→ **Description of the task**: Pick out the lines below that contain the string "疫情影响下" and copy them all.

● ● ● ● ● ● ●

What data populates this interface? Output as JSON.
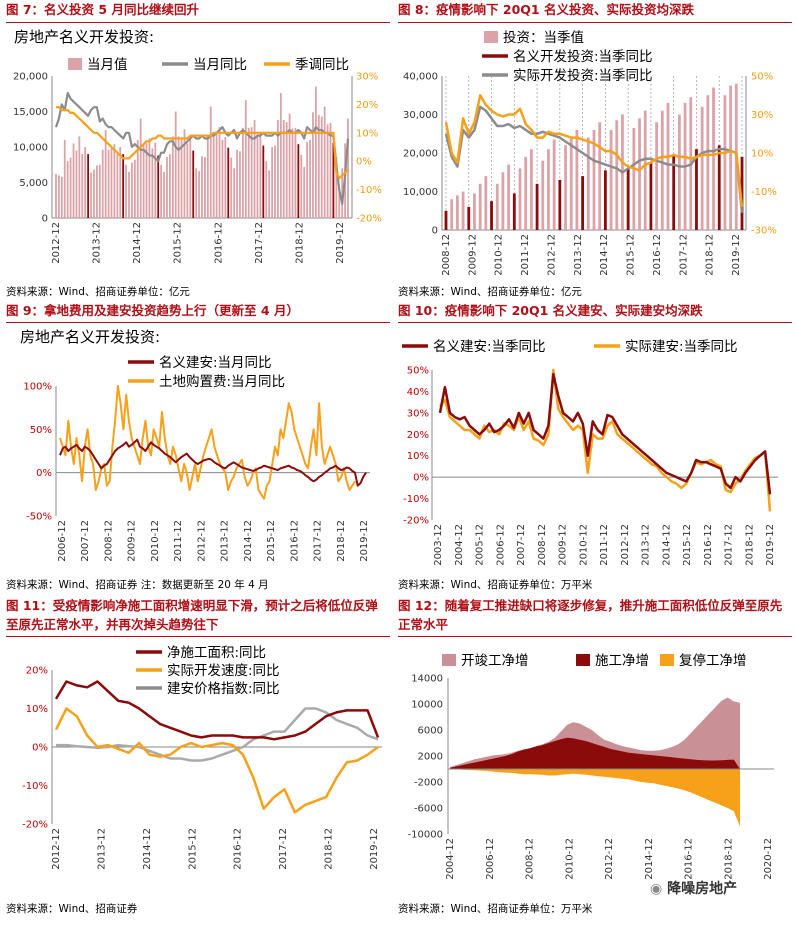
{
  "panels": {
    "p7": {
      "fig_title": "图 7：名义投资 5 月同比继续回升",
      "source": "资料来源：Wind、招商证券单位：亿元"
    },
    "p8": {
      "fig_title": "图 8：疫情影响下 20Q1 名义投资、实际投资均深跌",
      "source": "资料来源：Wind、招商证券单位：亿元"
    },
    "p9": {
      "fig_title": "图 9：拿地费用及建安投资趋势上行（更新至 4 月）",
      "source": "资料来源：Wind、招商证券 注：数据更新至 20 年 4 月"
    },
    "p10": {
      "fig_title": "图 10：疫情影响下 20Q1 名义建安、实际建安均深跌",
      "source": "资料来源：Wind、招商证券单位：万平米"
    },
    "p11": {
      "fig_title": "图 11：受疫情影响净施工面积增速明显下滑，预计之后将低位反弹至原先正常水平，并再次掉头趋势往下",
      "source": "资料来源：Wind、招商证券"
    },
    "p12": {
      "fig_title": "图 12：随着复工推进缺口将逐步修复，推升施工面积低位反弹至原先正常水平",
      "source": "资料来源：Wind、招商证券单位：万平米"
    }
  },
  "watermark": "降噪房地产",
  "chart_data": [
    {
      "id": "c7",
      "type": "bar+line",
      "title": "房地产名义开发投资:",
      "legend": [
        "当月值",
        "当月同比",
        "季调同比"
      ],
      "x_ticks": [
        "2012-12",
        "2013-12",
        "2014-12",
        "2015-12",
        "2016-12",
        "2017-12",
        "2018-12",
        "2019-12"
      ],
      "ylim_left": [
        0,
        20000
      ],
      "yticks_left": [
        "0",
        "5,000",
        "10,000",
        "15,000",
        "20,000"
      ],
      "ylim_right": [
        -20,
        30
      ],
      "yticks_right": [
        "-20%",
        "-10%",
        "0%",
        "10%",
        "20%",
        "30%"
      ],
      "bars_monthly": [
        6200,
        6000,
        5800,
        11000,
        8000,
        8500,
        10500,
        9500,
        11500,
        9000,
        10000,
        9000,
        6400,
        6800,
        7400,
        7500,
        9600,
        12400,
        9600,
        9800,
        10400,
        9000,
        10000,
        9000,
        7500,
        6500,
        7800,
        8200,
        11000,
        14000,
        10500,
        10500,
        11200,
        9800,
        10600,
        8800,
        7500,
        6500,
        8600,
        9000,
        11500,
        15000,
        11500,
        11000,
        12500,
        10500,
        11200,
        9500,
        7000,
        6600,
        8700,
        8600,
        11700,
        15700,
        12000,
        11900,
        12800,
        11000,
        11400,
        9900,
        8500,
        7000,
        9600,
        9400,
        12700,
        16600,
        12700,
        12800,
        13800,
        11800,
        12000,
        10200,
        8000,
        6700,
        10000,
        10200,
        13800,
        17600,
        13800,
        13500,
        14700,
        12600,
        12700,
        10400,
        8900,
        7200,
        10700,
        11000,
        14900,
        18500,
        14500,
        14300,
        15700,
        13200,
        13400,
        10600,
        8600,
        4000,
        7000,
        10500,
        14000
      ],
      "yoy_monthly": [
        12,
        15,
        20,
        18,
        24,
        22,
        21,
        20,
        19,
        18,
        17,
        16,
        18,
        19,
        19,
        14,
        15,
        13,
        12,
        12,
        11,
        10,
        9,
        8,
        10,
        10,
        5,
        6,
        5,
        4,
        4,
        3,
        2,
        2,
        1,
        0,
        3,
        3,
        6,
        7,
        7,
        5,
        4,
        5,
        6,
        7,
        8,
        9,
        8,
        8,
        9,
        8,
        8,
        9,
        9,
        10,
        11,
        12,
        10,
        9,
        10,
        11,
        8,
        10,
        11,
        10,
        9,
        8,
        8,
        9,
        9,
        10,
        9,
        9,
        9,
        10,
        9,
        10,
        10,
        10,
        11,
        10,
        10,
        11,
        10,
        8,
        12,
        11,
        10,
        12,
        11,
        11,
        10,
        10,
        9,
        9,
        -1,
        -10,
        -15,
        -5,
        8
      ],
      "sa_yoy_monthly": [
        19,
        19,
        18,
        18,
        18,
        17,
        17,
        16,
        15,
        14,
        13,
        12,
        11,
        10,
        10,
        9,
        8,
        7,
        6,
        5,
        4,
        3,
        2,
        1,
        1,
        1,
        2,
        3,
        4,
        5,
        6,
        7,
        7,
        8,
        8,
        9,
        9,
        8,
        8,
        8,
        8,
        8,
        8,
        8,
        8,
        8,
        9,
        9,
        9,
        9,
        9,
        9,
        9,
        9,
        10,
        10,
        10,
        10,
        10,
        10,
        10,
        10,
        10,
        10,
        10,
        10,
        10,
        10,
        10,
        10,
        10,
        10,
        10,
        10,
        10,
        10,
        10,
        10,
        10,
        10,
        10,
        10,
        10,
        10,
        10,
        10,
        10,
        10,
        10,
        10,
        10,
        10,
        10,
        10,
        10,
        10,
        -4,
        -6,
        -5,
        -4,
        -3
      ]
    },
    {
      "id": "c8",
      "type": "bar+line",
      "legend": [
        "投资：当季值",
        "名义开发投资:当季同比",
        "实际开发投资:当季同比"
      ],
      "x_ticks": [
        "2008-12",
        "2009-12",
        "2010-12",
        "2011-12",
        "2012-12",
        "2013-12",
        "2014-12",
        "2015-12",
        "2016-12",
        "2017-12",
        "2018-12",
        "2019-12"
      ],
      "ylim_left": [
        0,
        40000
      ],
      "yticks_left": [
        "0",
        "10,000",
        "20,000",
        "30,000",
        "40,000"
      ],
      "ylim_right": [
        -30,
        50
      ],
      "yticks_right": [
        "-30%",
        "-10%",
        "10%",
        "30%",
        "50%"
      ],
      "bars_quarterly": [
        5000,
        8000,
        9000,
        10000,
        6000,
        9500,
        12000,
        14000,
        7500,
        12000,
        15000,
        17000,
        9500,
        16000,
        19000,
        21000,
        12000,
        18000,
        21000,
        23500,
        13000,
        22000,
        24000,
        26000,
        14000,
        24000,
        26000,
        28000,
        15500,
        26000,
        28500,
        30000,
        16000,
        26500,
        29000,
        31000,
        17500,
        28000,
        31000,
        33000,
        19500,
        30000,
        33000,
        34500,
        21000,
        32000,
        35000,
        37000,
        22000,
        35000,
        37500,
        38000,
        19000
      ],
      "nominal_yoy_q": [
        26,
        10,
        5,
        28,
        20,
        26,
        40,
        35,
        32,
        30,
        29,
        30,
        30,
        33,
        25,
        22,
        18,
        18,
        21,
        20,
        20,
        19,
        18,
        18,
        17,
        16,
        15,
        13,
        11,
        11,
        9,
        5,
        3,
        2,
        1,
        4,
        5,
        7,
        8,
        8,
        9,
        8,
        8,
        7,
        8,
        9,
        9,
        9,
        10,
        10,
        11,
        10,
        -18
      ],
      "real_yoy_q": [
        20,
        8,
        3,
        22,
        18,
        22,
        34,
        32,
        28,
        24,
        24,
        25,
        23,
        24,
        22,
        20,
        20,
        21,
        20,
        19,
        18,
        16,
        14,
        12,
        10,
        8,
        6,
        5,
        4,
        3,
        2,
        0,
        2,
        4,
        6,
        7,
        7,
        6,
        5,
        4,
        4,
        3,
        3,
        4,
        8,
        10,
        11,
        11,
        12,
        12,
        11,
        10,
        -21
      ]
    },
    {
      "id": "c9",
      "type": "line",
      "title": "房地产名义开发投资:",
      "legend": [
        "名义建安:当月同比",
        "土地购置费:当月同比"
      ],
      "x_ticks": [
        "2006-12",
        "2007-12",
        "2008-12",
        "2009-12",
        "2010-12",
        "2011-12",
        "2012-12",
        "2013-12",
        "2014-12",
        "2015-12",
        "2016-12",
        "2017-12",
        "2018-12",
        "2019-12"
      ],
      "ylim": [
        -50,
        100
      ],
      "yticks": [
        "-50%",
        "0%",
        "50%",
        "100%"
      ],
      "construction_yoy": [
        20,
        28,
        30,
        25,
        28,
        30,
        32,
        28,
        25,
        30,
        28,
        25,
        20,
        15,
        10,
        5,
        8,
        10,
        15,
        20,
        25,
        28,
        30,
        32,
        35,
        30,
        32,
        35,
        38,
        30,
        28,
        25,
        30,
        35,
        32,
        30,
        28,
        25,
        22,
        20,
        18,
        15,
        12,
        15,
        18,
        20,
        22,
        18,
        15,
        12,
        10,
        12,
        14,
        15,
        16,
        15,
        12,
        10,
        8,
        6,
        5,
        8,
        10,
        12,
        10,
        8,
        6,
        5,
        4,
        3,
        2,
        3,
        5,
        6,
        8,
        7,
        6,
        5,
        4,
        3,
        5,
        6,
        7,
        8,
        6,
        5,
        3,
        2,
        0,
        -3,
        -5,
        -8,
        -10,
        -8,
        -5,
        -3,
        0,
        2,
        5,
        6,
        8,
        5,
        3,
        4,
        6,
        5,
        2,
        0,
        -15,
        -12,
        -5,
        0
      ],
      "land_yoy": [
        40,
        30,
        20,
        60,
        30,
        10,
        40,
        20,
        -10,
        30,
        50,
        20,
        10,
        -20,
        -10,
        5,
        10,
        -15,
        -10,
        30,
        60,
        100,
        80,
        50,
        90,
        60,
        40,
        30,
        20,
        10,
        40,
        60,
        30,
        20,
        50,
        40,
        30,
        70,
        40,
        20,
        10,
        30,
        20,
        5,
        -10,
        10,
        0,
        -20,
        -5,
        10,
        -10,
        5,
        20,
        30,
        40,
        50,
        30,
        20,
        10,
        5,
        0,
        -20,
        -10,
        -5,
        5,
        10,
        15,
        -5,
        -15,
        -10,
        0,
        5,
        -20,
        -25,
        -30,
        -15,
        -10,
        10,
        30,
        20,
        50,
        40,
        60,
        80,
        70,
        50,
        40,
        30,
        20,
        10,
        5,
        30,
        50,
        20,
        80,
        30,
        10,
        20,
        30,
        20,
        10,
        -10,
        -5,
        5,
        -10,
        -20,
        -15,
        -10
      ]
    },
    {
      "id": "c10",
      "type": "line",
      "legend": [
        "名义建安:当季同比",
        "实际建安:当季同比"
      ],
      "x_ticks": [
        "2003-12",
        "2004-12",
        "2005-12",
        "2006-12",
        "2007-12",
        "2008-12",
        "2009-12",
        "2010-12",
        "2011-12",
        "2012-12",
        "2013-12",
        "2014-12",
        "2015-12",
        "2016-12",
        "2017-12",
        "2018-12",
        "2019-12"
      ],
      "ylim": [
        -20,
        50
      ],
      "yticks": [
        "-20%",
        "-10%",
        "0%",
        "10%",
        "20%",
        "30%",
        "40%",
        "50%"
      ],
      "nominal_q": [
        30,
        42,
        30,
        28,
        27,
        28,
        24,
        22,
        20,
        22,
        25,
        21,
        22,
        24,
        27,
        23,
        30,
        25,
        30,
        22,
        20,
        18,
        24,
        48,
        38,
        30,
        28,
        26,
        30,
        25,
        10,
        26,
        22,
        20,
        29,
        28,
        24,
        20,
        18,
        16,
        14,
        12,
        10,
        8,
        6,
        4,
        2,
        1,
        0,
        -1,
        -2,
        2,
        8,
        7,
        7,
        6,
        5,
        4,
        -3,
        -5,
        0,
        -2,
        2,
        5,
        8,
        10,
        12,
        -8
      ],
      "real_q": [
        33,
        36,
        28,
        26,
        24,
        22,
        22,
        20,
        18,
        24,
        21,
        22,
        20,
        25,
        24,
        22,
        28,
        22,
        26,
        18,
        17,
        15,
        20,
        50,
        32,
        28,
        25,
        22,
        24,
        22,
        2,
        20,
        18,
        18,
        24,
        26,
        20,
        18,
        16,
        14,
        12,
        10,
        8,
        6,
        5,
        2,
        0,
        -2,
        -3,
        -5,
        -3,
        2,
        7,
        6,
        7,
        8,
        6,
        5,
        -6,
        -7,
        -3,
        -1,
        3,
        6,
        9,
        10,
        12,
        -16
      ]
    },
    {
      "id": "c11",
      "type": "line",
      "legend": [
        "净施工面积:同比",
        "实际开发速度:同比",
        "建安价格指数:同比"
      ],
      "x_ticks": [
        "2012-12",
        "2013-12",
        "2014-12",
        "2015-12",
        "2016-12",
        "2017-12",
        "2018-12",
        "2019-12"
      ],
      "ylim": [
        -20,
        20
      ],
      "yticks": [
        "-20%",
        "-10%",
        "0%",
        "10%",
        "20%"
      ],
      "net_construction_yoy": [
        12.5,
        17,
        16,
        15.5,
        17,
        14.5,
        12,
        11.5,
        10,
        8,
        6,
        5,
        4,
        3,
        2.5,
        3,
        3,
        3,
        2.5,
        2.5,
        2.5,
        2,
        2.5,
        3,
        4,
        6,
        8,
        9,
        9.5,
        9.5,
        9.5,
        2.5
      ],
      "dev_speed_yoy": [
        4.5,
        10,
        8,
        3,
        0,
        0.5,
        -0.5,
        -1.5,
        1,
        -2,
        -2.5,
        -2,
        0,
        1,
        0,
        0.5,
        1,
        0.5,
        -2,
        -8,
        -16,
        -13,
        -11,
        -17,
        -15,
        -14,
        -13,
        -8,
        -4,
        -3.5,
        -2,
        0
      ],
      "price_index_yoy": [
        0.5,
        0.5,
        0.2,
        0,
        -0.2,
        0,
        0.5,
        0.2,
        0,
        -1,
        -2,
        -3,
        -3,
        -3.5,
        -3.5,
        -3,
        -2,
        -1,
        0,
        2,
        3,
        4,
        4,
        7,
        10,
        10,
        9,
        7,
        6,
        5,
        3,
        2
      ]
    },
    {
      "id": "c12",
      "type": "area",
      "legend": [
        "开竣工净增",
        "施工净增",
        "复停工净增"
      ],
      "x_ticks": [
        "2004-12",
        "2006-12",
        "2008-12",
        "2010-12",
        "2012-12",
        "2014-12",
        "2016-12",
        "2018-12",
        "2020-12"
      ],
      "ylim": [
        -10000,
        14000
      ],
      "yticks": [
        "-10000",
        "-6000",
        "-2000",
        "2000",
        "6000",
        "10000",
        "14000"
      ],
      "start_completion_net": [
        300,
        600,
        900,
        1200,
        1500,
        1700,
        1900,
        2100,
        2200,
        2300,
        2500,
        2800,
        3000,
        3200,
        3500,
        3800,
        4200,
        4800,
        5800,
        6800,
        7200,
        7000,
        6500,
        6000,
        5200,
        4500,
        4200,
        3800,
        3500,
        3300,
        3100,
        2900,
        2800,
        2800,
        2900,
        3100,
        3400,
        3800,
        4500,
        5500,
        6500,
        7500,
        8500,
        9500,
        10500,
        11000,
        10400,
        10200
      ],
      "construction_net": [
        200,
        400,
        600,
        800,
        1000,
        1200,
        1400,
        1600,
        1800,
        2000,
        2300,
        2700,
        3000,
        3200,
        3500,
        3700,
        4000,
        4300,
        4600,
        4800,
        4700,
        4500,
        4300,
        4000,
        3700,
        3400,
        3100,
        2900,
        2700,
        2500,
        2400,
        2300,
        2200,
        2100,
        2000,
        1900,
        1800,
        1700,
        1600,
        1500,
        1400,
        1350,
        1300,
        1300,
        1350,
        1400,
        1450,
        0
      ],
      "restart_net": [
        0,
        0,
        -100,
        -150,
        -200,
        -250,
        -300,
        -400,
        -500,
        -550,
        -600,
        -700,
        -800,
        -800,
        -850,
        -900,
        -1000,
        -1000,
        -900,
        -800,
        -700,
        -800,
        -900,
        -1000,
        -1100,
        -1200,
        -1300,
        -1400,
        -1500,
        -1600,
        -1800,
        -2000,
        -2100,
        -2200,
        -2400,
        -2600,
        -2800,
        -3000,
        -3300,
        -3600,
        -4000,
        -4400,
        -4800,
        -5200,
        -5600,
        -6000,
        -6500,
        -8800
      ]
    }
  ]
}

● ● ● ● ● ● ●

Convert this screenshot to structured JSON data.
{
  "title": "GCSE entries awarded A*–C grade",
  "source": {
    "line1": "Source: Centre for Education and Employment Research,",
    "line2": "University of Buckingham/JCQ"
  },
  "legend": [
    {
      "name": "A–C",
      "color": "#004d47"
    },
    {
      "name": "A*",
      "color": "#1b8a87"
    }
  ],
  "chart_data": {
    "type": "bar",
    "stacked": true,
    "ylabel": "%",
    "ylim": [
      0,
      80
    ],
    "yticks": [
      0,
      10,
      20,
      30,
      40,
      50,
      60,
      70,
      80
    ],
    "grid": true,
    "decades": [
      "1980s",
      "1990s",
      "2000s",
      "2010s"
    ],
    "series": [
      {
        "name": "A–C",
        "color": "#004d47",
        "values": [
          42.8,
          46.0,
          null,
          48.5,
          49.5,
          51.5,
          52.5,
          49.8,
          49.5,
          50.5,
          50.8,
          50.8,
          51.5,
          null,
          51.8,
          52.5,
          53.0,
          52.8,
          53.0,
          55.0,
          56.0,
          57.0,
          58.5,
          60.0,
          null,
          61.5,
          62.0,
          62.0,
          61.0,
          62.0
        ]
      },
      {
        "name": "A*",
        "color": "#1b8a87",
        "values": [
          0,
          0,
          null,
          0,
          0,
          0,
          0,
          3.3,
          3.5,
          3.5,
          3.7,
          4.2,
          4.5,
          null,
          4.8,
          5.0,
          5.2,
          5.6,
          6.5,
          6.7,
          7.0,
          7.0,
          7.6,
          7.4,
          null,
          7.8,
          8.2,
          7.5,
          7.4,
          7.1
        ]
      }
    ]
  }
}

● ● ● ● ● ● ●

→ **Solved exercise**:
      "fig_title": "图 8：疫情影响下 20Q1 名义投资、实际投资均深跌",
      "fig_title": "图 10：疫情影响下 20Q1 名义建安、实际建安均深跌",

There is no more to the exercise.